(Extracted records)
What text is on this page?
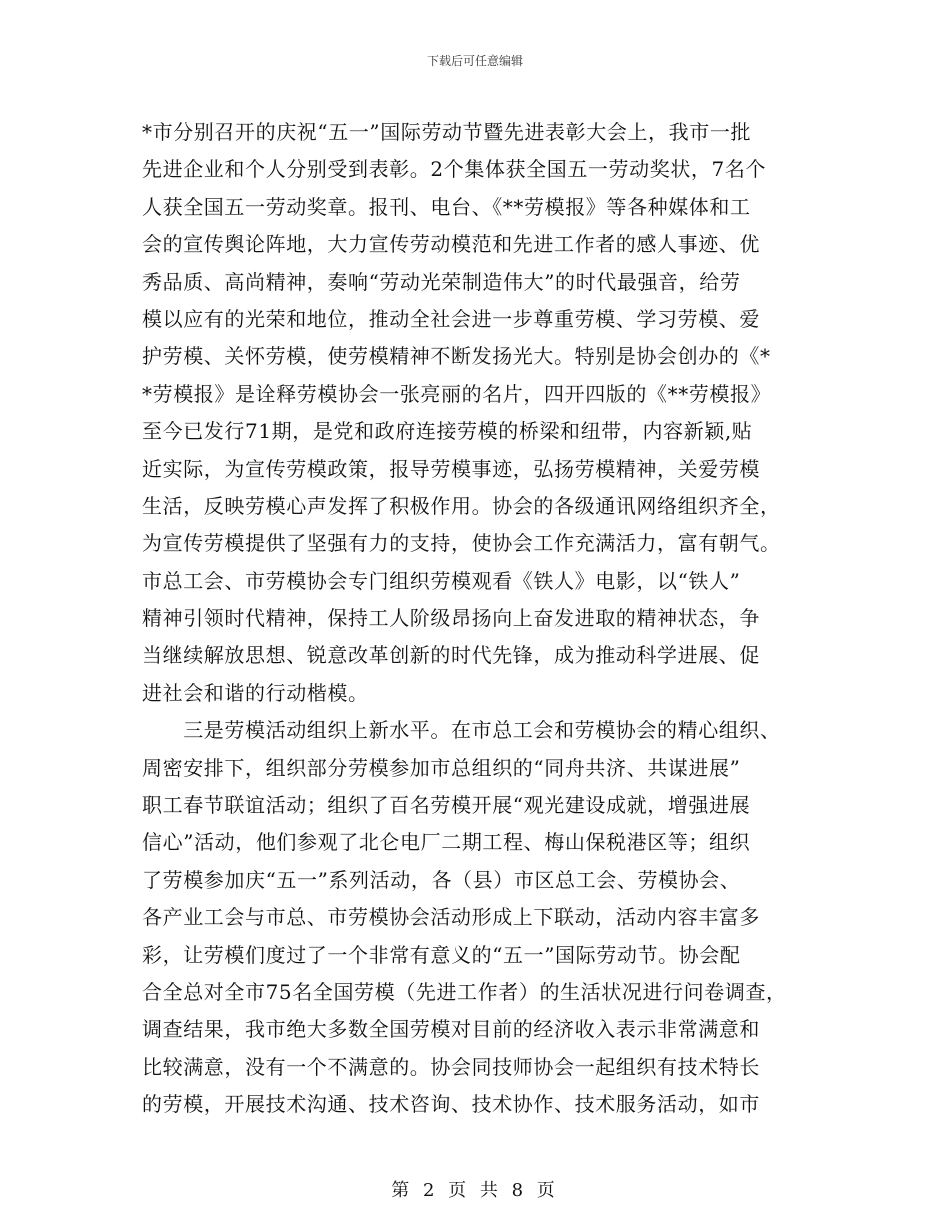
下载后可任意编辑
*市分别召开的庆祝“五一”国际劳动节暨先进表彰大会上，我市一批
先进企业和个人分别受到表彰。2个集体获全国五一劳动奖状，7名个
人获全国五一劳动奖章。报刊、电台、《**劳模报》等各种媒体和工
会的宣传舆论阵地，大力宣传劳动模范和先进工作者的感人事迹、优
秀品质、高尚精神，奏响“劳动光荣制造伟大”的时代最强音，给劳
模以应有的光荣和地位，推动全社会进一步尊重劳模、学习劳模、爱
护劳模、关怀劳模，使劳模精神不断发扬光大。特别是协会创办的《*
*劳模报》是诠释劳模协会一张亮丽的名片，四开四版的《**劳模报》
至今已发行71期，是党和政府连接劳模的桥梁和纽带，内容新颖,贴
近实际，为宣传劳模政策，报导劳模事迹，弘扬劳模精神，关爱劳模
生活，反映劳模心声发挥了积极作用。协会的各级通讯网络组织齐全，
为宣传劳模提供了坚强有力的支持，使协会工作充满活力，富有朝气。
市总工会、市劳模协会专门组织劳模观看《铁人》电影，以“铁人”
精神引领时代精神，保持工人阶级昂扬向上奋发进取的精神状态，争
当继续解放思想、锐意改革创新的时代先锋，成为推动科学进展、促
进社会和谐的行动楷模。
　　三是劳模活动组织上新水平。在市总工会和劳模协会的精心组织、
周密安排下，组织部分劳模参加市总组织的“同舟共济、共谋进展”
职工春节联谊活动；组织了百名劳模开展“观光建设成就，增强进展
信心”活动，他们参观了北仑电厂二期工程、梅山保税港区等；组织
了劳模参加庆“五一”系列活动，各（县）市区总工会、劳模协会、
各产业工会与市总、市劳模协会活动形成上下联动，活动内容丰富多
彩，让劳模们度过了一个非常有意义的“五一”国际劳动节。协会配
合全总对全市75名全国劳模（先进工作者）的生活状况进行问卷调查，
调查结果，我市绝大多数全国劳模对目前的经济收入表示非常满意和
比较满意，没有一个不满意的。协会同技师协会一起组织有技术特长
的劳模，开展技术沟通、技术咨询、技术协作、技术服务活动，如市
第 2 页 共 8 页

(Task directions)
Reproduce all of the data exactly, omitting each picture it holds.

(Reply)
What text is on this page?
下载后可任意编辑
*市分别召开的庆祝“五一”国际劳动节暨先进表彰大会上，我市一批
先进企业和个人分别受到表彰。2个集体获全国五一劳动奖状，7名个
人获全国五一劳动奖章。报刊、电台、《**劳模报》等各种媒体和工
会的宣传舆论阵地，大力宣传劳动模范和先进工作者的感人事迹、优
秀品质、高尚精神，奏响“劳动光荣制造伟大”的时代最强音，给劳
模以应有的光荣和地位，推动全社会进一步尊重劳模、学习劳模、爱
护劳模、关怀劳模，使劳模精神不断发扬光大。特别是协会创办的《*
*劳模报》是诠释劳模协会一张亮丽的名片，四开四版的《**劳模报》
至今已发行71期，是党和政府连接劳模的桥梁和纽带，内容新颖,贴
近实际，为宣传劳模政策，报导劳模事迹，弘扬劳模精神，关爱劳模
生活，反映劳模心声发挥了积极作用。协会的各级通讯网络组织齐全，
为宣传劳模提供了坚强有力的支持，使协会工作充满活力，富有朝气。
市总工会、市劳模协会专门组织劳模观看《铁人》电影，以“铁人”
精神引领时代精神，保持工人阶级昂扬向上奋发进取的精神状态，争
当继续解放思想、锐意改革创新的时代先锋，成为推动科学进展、促
进社会和谐的行动楷模。
　　三是劳模活动组织上新水平。在市总工会和劳模协会的精心组织、
周密安排下，组织部分劳模参加市总组织的“同舟共济、共谋进展”
职工春节联谊活动；组织了百名劳模开展“观光建设成就，增强进展
信心”活动，他们参观了北仑电厂二期工程、梅山保税港区等；组织
了劳模参加庆“五一”系列活动，各（县）市区总工会、劳模协会、
各产业工会与市总、市劳模协会活动形成上下联动，活动内容丰富多
彩，让劳模们度过了一个非常有意义的“五一”国际劳动节。协会配
合全总对全市75名全国劳模（先进工作者）的生活状况进行问卷调查，
调查结果，我市绝大多数全国劳模对目前的经济收入表示非常满意和
比较满意，没有一个不满意的。协会同技师协会一起组织有技术特长
的劳模，开展技术沟通、技术咨询、技术协作、技术服务活动，如市
第 2 页 共 8 页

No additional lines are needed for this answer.